* _Objective_: Select and copy out every line in the records containing "marker".

* _Entries provided_:
━━━━━━━━━━━━━━━━━━━━
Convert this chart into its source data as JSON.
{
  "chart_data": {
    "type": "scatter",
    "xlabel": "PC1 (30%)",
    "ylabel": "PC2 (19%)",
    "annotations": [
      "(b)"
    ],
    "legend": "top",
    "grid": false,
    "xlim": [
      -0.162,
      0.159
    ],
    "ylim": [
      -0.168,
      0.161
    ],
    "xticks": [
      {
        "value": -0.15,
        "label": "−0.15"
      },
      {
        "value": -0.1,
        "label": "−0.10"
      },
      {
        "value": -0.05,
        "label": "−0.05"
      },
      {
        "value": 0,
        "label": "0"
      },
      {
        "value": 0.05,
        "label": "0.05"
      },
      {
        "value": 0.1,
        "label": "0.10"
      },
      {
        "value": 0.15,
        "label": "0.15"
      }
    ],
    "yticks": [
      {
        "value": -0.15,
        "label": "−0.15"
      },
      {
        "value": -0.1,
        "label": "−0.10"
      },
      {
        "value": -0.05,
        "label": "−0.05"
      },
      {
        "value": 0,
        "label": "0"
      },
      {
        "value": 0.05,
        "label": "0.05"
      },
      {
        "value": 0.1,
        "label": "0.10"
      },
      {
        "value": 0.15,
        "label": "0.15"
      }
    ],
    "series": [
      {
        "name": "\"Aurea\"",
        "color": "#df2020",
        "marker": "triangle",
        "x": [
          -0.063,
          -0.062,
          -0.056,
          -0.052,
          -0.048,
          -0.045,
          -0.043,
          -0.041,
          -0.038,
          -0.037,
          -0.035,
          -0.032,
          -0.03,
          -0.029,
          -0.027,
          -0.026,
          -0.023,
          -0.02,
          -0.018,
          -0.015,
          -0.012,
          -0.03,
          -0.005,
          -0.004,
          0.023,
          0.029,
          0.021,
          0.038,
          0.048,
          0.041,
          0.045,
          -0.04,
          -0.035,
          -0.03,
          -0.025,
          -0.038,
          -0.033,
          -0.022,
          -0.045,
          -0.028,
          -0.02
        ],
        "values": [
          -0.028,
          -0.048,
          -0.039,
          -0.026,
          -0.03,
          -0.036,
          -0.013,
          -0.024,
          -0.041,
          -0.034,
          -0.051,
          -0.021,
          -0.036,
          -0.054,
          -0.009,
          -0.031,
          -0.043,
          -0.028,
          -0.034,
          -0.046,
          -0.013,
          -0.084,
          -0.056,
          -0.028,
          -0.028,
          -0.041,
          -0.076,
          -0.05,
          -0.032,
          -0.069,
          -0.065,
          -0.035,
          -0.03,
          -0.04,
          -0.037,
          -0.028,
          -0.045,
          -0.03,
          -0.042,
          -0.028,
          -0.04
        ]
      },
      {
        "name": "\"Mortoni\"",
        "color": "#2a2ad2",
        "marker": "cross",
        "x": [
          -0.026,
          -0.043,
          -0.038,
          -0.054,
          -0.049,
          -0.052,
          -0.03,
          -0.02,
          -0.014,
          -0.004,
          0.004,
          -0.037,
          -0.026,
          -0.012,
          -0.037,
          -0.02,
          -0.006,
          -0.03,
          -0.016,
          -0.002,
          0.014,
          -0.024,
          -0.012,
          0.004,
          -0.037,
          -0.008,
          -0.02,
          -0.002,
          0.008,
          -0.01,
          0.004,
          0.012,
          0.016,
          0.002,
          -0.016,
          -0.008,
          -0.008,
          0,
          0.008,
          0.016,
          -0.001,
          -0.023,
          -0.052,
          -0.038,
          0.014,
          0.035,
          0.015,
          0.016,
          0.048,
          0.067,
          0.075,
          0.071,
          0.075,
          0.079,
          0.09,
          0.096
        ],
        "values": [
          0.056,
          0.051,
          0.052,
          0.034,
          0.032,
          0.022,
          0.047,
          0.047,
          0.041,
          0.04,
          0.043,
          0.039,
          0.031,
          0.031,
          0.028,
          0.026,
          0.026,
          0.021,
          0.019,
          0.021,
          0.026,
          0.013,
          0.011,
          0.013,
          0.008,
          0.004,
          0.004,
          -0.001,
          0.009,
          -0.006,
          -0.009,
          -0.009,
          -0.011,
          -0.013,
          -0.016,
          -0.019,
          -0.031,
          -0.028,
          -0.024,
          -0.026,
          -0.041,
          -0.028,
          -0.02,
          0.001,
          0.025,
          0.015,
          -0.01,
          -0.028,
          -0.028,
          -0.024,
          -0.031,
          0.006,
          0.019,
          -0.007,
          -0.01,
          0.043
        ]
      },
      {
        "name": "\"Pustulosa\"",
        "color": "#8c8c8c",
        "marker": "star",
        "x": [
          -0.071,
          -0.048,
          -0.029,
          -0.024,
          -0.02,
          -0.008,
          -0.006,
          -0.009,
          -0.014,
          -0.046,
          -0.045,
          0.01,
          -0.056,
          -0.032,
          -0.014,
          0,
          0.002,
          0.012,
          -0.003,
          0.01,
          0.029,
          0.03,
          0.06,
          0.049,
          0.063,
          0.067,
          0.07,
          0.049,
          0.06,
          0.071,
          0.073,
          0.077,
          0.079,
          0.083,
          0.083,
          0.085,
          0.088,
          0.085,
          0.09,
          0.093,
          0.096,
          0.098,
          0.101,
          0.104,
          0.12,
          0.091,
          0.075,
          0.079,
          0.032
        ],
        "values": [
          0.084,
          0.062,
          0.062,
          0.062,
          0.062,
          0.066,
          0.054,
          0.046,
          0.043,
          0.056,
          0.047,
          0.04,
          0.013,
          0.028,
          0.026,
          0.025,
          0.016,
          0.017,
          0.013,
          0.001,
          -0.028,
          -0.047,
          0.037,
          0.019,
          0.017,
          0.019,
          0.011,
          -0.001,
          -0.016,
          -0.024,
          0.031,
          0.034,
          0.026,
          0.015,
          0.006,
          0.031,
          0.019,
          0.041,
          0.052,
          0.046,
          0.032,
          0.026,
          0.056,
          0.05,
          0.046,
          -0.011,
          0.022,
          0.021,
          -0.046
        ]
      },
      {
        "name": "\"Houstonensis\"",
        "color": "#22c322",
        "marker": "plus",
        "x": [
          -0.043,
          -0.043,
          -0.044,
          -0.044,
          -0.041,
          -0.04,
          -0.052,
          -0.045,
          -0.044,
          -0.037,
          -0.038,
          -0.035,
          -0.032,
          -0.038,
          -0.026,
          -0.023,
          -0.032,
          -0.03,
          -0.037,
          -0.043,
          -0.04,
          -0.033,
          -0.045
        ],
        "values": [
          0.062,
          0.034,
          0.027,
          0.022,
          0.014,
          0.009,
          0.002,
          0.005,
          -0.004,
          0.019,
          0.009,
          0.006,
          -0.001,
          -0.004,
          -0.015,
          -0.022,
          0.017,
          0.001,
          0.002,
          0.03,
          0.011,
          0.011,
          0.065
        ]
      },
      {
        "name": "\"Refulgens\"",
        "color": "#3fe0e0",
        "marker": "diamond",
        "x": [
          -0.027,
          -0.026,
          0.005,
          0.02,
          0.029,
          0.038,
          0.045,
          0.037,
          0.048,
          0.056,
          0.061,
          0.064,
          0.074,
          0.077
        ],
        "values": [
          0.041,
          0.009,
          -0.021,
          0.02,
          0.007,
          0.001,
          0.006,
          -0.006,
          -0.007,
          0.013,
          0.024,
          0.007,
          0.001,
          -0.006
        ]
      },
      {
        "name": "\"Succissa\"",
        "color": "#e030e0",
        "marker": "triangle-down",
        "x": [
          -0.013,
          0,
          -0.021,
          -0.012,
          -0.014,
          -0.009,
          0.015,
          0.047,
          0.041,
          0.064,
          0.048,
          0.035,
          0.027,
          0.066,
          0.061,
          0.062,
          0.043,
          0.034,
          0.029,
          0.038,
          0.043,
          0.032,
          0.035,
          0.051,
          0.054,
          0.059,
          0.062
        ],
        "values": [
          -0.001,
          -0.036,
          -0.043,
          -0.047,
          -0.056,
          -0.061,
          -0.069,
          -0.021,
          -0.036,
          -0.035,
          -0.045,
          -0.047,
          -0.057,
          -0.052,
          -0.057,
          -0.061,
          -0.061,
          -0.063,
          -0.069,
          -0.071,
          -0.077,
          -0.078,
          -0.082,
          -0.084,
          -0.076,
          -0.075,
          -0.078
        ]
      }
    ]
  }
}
━━━━━━━━━━━━━━━━━━━━
* _Solution below_:
        "marker": "triangle",
        "marker": "cross",
        "marker": "star",
        "marker": "plus",
        "marker": "diamond",
        "marker": "triangle-down",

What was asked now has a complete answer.